## Provided records
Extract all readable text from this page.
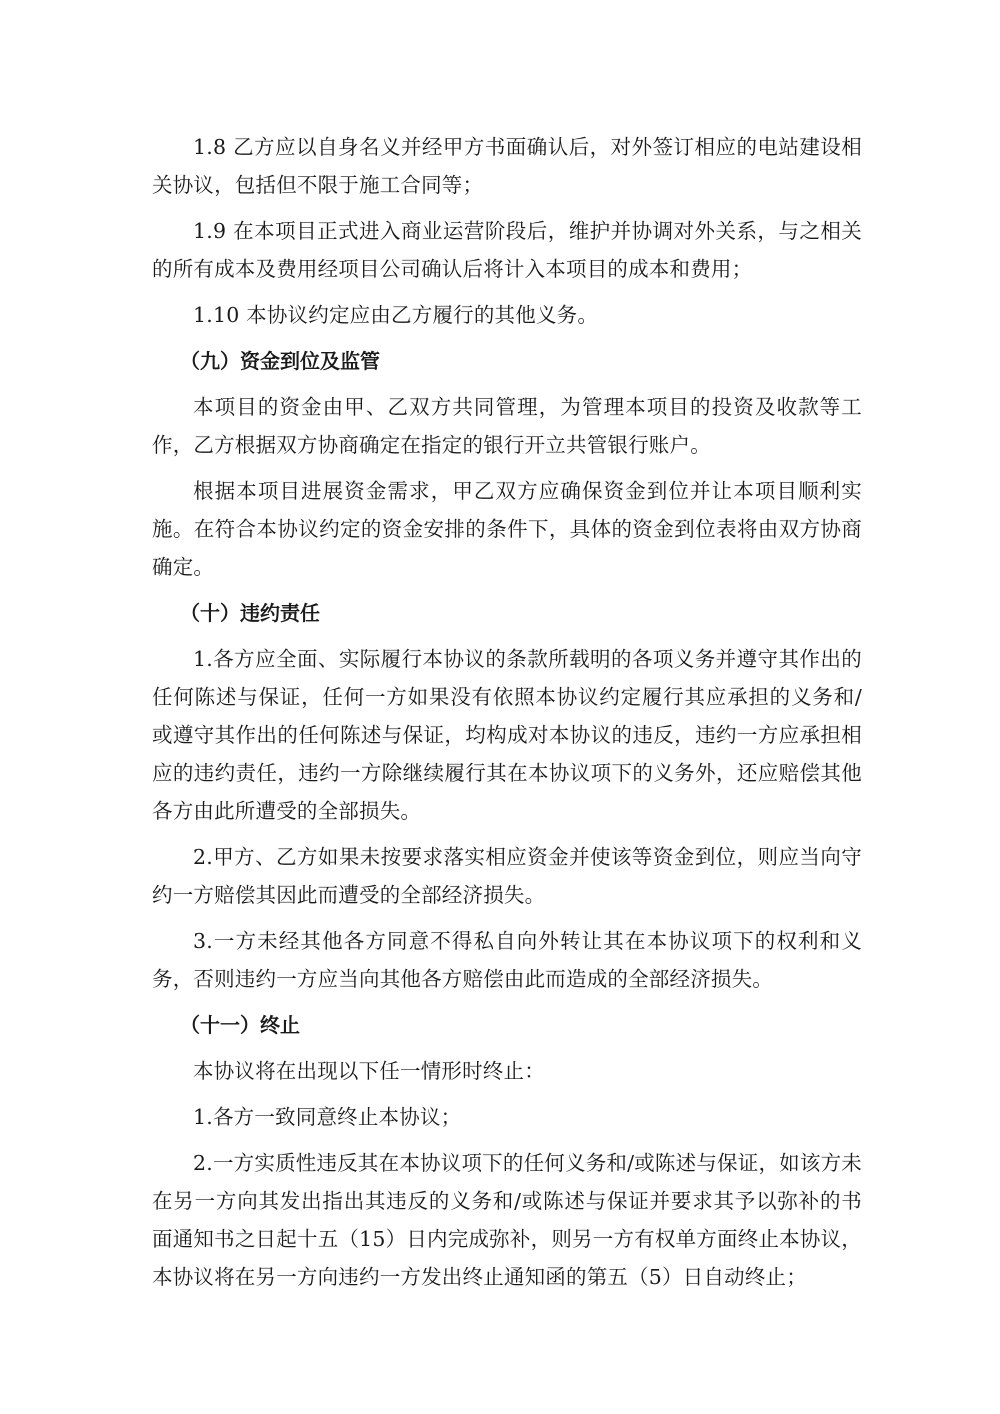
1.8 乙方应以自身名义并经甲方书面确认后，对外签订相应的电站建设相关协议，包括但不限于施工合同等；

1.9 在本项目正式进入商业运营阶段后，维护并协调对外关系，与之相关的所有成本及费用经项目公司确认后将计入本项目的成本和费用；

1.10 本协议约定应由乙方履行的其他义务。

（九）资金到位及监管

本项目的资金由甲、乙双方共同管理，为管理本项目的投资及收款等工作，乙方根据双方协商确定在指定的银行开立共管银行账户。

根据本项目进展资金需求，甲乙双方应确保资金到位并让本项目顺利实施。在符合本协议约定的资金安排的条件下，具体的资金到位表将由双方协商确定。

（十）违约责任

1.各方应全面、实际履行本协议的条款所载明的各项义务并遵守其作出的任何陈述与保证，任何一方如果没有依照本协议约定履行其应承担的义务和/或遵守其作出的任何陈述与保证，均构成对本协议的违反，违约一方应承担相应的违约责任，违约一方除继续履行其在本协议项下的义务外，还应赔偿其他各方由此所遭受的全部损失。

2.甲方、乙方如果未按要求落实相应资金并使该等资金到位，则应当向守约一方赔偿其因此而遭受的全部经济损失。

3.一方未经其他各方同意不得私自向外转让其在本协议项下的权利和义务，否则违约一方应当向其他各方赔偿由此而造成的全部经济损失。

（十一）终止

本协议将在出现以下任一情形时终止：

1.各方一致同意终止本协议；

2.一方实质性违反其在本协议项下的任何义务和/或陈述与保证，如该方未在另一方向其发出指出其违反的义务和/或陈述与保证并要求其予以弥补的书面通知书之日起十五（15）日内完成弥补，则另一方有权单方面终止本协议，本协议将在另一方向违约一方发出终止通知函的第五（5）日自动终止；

* * *

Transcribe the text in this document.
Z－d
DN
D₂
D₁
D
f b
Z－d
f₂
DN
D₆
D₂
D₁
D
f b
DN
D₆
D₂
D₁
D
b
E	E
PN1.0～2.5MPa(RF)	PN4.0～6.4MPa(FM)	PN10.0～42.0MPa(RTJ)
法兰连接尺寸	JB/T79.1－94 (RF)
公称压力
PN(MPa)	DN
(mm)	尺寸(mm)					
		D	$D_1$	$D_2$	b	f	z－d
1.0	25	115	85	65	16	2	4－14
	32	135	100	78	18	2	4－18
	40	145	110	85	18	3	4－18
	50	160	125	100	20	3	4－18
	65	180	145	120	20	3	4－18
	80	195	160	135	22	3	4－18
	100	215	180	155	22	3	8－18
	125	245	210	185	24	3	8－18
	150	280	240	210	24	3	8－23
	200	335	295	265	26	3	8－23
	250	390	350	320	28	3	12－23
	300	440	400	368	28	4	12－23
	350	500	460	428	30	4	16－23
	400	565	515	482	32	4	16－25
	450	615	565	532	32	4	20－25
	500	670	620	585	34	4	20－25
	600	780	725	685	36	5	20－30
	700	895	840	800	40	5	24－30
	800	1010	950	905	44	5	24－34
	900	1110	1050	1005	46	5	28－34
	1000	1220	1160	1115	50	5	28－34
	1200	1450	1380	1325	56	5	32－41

==

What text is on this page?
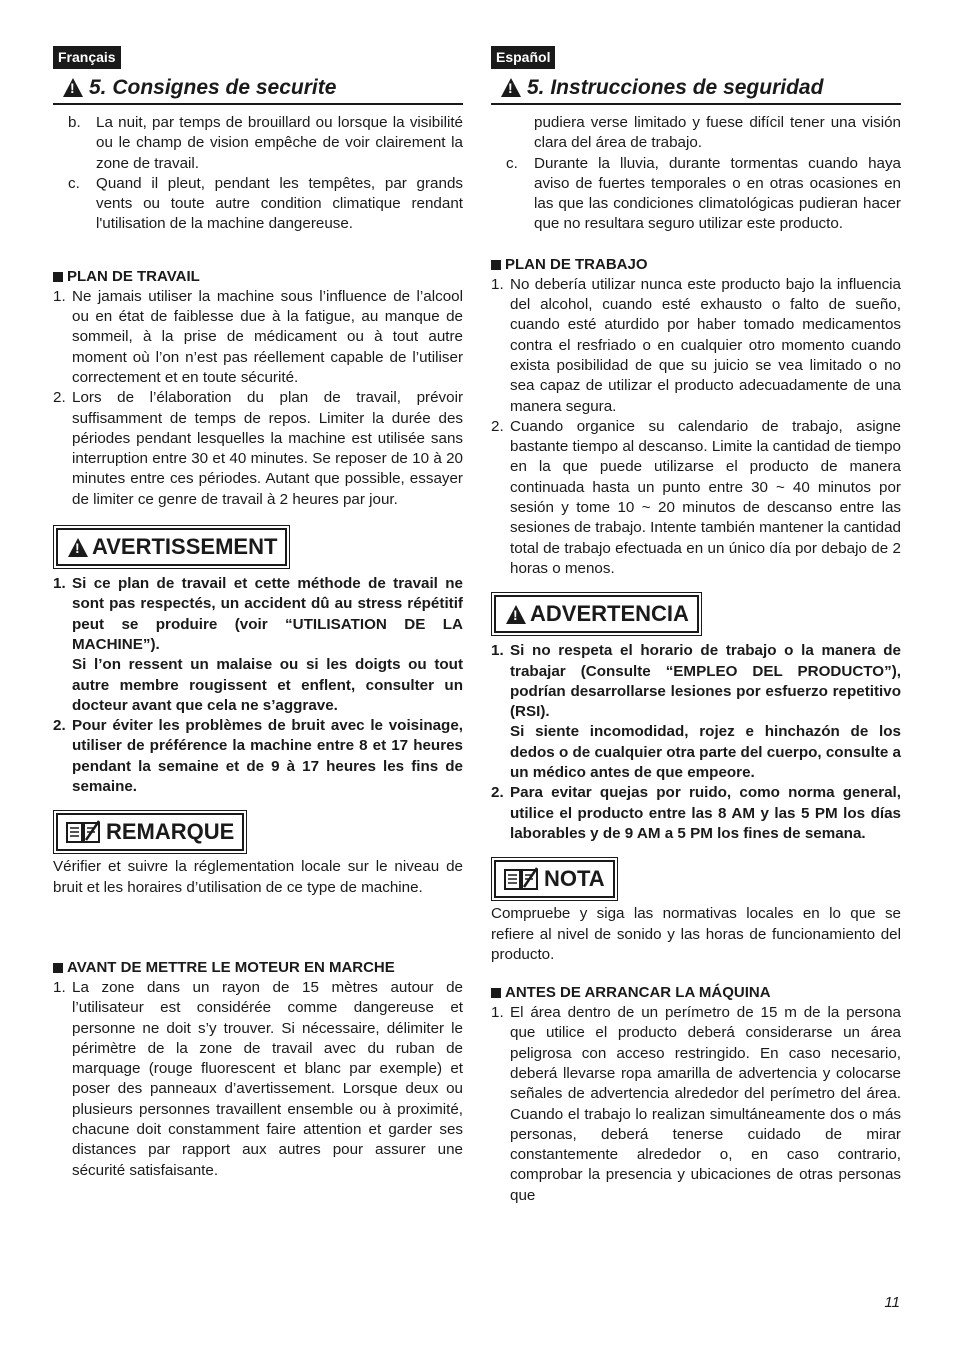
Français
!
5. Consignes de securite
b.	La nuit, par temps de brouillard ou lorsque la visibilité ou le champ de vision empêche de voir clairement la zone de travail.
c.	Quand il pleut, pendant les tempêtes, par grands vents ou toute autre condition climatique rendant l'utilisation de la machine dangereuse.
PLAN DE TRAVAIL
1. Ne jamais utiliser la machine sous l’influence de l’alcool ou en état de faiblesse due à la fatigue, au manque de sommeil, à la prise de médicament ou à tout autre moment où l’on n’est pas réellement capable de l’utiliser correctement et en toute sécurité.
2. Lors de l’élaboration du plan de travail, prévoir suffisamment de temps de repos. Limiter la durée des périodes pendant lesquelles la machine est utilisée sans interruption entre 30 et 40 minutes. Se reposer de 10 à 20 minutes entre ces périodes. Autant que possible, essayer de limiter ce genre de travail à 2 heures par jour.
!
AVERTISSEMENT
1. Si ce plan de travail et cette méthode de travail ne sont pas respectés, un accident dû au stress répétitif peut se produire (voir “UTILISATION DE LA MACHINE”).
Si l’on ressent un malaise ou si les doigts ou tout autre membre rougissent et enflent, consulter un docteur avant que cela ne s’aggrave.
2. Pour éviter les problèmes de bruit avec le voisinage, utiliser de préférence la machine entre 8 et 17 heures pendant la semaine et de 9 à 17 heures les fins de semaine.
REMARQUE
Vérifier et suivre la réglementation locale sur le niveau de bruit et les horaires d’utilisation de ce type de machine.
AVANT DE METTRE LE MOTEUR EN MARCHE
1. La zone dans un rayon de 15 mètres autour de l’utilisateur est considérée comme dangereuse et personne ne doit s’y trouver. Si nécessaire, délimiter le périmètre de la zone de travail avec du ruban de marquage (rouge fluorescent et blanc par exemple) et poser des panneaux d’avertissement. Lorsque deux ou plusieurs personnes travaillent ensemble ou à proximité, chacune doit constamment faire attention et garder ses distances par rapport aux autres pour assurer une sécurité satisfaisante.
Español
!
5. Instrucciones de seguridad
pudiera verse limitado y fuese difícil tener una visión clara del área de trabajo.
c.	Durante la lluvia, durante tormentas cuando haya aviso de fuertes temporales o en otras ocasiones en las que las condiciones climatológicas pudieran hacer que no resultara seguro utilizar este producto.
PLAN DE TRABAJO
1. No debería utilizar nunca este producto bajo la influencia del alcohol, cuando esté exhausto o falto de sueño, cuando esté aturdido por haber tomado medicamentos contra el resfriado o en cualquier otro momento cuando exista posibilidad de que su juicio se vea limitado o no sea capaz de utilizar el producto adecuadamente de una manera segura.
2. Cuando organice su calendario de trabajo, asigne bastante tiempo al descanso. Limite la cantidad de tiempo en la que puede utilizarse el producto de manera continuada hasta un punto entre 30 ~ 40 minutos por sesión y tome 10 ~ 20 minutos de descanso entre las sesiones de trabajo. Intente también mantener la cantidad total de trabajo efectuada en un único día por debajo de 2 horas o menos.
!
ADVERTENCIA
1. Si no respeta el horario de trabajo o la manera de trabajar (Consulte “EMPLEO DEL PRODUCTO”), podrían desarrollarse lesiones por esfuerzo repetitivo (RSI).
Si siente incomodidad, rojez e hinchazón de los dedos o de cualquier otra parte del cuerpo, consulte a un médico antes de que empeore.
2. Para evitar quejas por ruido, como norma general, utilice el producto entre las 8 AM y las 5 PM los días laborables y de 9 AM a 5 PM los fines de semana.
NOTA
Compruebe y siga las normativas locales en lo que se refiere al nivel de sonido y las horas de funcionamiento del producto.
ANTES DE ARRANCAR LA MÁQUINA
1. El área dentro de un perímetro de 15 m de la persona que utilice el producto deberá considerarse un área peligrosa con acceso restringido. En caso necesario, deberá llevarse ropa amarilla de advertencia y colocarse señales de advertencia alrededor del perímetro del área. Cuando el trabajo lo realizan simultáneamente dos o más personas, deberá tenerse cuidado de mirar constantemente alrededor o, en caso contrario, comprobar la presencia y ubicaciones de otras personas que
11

## What is needed
Copy all lines from the data that hold the word "text".

## Full response
Extract all readable text from this page.
Transcribe the text in this document.
What text is on this page?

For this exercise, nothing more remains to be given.